--- PROVIDED RECORDS ---

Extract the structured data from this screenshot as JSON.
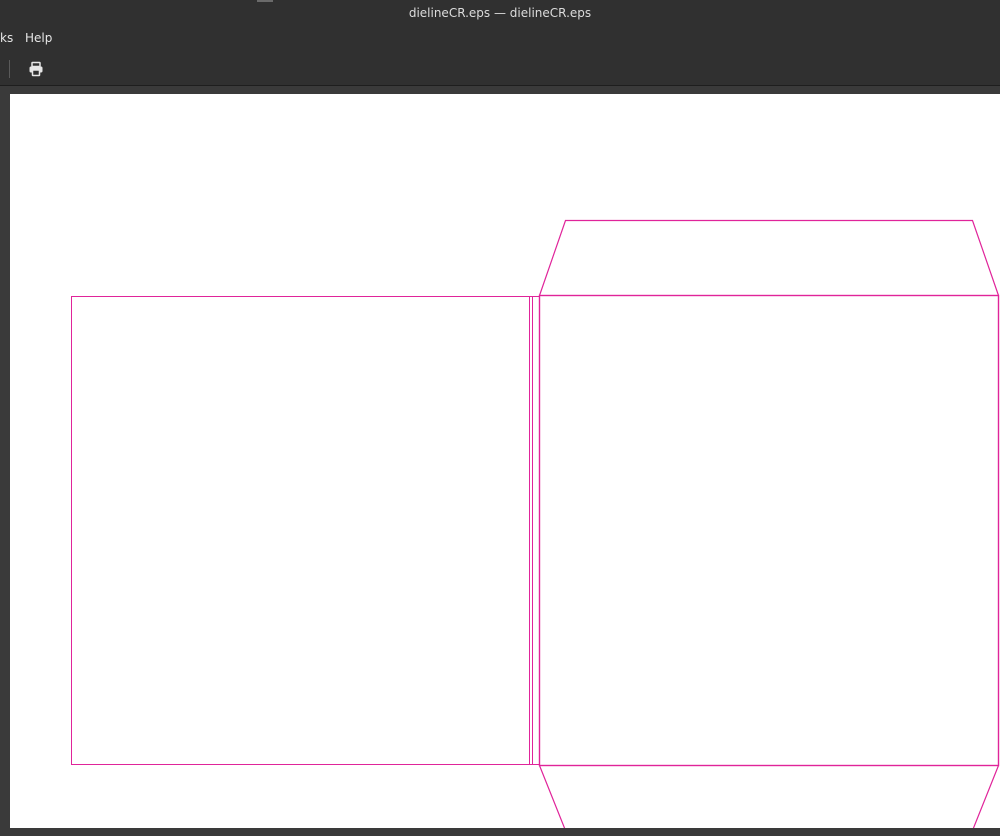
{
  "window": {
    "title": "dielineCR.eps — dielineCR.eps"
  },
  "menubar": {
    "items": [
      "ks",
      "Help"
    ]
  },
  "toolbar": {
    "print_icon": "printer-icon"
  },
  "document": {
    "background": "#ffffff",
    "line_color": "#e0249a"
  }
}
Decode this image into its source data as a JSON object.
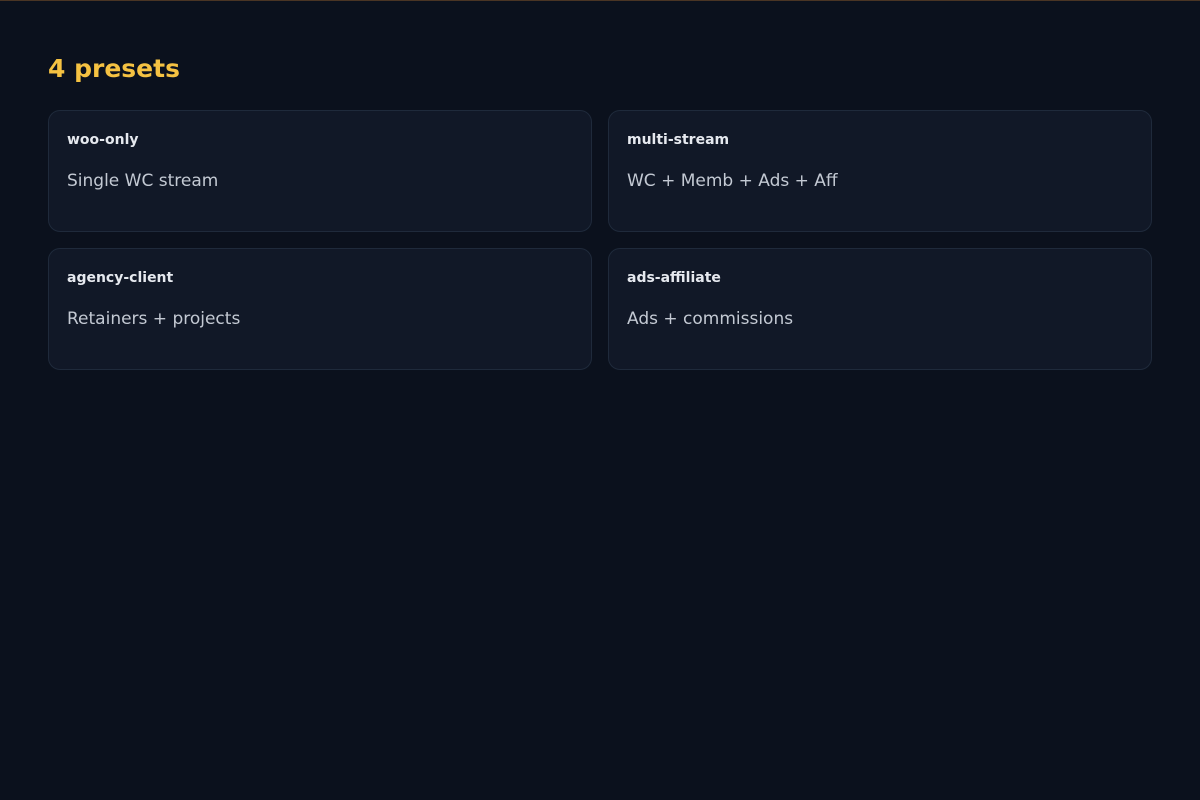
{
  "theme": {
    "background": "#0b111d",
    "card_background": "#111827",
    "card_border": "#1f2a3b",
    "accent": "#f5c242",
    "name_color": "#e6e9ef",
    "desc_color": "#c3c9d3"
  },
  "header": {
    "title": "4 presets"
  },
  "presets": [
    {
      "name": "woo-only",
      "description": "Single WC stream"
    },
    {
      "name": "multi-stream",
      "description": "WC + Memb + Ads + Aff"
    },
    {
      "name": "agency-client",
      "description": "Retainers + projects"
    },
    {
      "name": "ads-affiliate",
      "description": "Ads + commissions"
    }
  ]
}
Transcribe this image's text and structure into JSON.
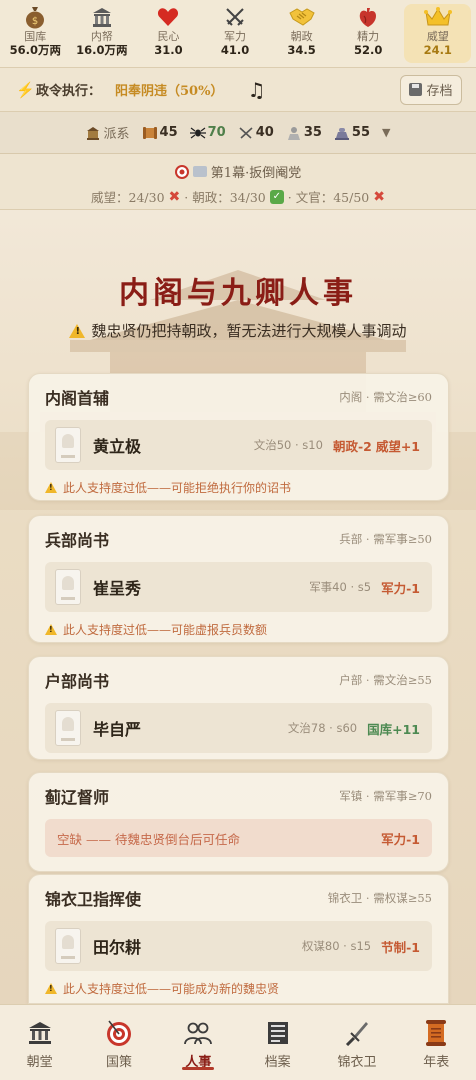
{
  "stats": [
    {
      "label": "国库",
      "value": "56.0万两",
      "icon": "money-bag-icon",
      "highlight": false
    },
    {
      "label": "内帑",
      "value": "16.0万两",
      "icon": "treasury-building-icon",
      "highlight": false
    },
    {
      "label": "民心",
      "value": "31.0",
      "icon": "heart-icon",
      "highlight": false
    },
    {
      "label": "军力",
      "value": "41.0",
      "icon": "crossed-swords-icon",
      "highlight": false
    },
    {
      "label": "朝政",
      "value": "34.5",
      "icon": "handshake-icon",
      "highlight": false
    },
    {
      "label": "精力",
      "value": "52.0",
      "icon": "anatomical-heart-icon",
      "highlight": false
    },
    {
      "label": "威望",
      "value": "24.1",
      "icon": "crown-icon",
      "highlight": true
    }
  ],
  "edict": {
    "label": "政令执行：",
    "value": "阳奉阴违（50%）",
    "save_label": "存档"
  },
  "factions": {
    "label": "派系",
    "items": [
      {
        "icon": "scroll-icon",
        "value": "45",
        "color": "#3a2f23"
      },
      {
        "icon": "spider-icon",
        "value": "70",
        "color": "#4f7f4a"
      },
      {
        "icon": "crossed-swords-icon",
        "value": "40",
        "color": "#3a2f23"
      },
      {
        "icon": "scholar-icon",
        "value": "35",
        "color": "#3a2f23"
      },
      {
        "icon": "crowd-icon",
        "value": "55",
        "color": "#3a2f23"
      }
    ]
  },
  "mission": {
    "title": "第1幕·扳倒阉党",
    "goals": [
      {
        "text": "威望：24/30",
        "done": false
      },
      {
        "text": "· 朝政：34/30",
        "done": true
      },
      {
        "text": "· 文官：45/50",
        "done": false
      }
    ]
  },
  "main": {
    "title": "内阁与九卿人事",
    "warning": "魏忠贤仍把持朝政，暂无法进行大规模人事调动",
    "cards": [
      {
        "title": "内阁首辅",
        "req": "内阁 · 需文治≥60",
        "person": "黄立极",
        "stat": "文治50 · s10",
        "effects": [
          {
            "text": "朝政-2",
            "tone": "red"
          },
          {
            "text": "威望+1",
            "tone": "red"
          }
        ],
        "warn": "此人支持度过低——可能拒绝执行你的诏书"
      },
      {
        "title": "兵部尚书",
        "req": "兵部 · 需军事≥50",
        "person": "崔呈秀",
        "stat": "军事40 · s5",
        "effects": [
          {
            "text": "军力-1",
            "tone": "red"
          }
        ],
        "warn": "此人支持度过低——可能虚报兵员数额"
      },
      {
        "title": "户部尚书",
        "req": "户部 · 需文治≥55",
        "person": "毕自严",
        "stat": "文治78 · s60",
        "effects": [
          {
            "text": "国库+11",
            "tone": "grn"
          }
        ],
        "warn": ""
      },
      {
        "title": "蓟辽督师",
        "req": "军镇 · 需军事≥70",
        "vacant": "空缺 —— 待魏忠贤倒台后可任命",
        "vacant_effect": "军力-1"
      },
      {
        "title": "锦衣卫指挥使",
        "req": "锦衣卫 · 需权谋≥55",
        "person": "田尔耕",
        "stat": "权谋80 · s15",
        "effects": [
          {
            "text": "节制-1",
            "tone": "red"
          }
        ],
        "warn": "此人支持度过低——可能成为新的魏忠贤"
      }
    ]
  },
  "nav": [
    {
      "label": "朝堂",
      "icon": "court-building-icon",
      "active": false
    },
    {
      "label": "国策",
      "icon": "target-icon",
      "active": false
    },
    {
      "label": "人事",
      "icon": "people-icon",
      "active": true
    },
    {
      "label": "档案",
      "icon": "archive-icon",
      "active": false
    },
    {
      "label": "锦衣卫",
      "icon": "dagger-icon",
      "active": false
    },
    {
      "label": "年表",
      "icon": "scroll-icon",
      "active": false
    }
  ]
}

---

● AIM: The records above must be echoed exactly, minus their pictures.

● TASK SOLUTION:
Extract the structured data from this screenshot as JSON.
{
  "window": {
    "title": "dielineCR.eps — dielineCR.eps"
  },
  "menubar": {
    "items": [
      "ks",
      "Help"
    ]
  },
  "toolbar": {
    "print_icon": "printer-icon"
  },
  "document": {
    "background": "#ffffff",
    "line_color": "#e0249a"
  }
}
Decode this image into its source data as a JSON object.
{
  "theme": {
    "background": "#0b111d",
    "card_background": "#111827",
    "card_border": "#1f2a3b",
    "accent": "#f5c242",
    "name_color": "#e6e9ef",
    "desc_color": "#c3c9d3"
  },
  "header": {
    "title": "4 presets"
  },
  "presets": [
    {
      "name": "woo-only",
      "description": "Single WC stream"
    },
    {
      "name": "multi-stream",
      "description": "WC + Memb + Ads + Aff"
    },
    {
      "name": "agency-client",
      "description": "Retainers + projects"
    },
    {
      "name": "ads-affiliate",
      "description": "Ads + commissions"
    }
  ]
}
Transcribe this image's text and structure into JSON.
{
  "stats": [
    {
      "label": "国库",
      "value": "56.0万两",
      "icon": "money-bag-icon",
      "highlight": false
    },
    {
      "label": "内帑",
      "value": "16.0万两",
      "icon": "treasury-building-icon",
      "highlight": false
    },
    {
      "label": "民心",
      "value": "31.0",
      "icon": "heart-icon",
      "highlight": false
    },
    {
      "label": "军力",
      "value": "41.0",
      "icon": "crossed-swords-icon",
      "highlight": false
    },
    {
      "label": "朝政",
      "value": "34.5",
      "icon": "handshake-icon",
      "highlight": false
    },
    {
      "label": "精力",
      "value": "52.0",
      "icon": "anatomical-heart-icon",
      "highlight": false
    },
    {
      "label": "威望",
      "value": "24.1",
      "icon": "crown-icon",
      "highlight": true
    }
  ],
  "edict": {
    "label": "政令执行：",
    "value": "阳奉阴违（50%）",
    "save_label": "存档"
  },
  "factions": {
    "label": "派系",
    "items": [
      {
        "icon": "scroll-icon",
        "value": "45",
        "color": "#3a2f23"
      },
      {
        "icon": "spider-icon",
        "value": "70",
        "color": "#4f7f4a"
      },
      {
        "icon": "crossed-swords-icon",
        "value": "40",
        "color": "#3a2f23"
      },
      {
        "icon": "scholar-icon",
        "value": "35",
        "color": "#3a2f23"
      },
      {
        "icon": "crowd-icon",
        "value": "55",
        "color": "#3a2f23"
      }
    ]
  },
  "mission": {
    "title": "第1幕·扳倒阉党",
    "goals": [
      {
        "text": "威望：24/30",
        "done": false
      },
      {
        "text": "· 朝政：34/30",
        "done": true
      },
      {
        "text": "· 文官：45/50",
        "done": false
      }
    ]
  },
  "main": {
    "title": "内阁与九卿人事",
    "warning": "魏忠贤仍把持朝政，暂无法进行大规模人事调动",
    "cards": [
      {
        "title": "内阁首辅",
        "req": "内阁 · 需文治≥60",
        "person": "黄立极",
        "stat": "文治50 · s10",
        "effects": [
          {
            "text": "朝政-2",
            "tone": "red"
          },
          {
            "text": "威望+1",
            "tone": "red"
          }
        ],
        "warn": "此人支持度过低——可能拒绝执行你的诏书"
      },
      {
        "title": "兵部尚书",
        "req": "兵部 · 需军事≥50",
        "person": "崔呈秀",
        "stat": "军事40 · s5",
        "effects": [
          {
            "text": "军力-1",
            "tone": "red"
          }
        ],
        "warn": "此人支持度过低——可能虚报兵员数额"
      },
      {
        "title": "户部尚书",
        "req": "户部 · 需文治≥55",
        "person": "毕自严",
        "stat": "文治78 · s60",
        "effects": [
          {
            "text": "国库+11",
            "tone": "grn"
          }
        ],
        "warn": ""
      },
      {
        "title": "蓟辽督师",
        "req": "军镇 · 需军事≥70",
        "vacant": "空缺 —— 待魏忠贤倒台后可任命",
        "vacant_effect": "军力-1"
      },
      {
        "title": "锦衣卫指挥使",
        "req": "锦衣卫 · 需权谋≥55",
        "person": "田尔耕",
        "stat": "权谋80 · s15",
        "effects": [
          {
            "text": "节制-1",
            "tone": "red"
          }
        ],
        "warn": "此人支持度过低——可能成为新的魏忠贤"
      }
    ]
  },
  "nav": [
    {
      "label": "朝堂",
      "icon": "court-building-icon",
      "active": false
    },
    {
      "label": "国策",
      "icon": "target-icon",
      "active": false
    },
    {
      "label": "人事",
      "icon": "people-icon",
      "active": true
    },
    {
      "label": "档案",
      "icon": "archive-icon",
      "active": false
    },
    {
      "label": "锦衣卫",
      "icon": "dagger-icon",
      "active": false
    },
    {
      "label": "年表",
      "icon": "scroll-icon",
      "active": false
    }
  ]
}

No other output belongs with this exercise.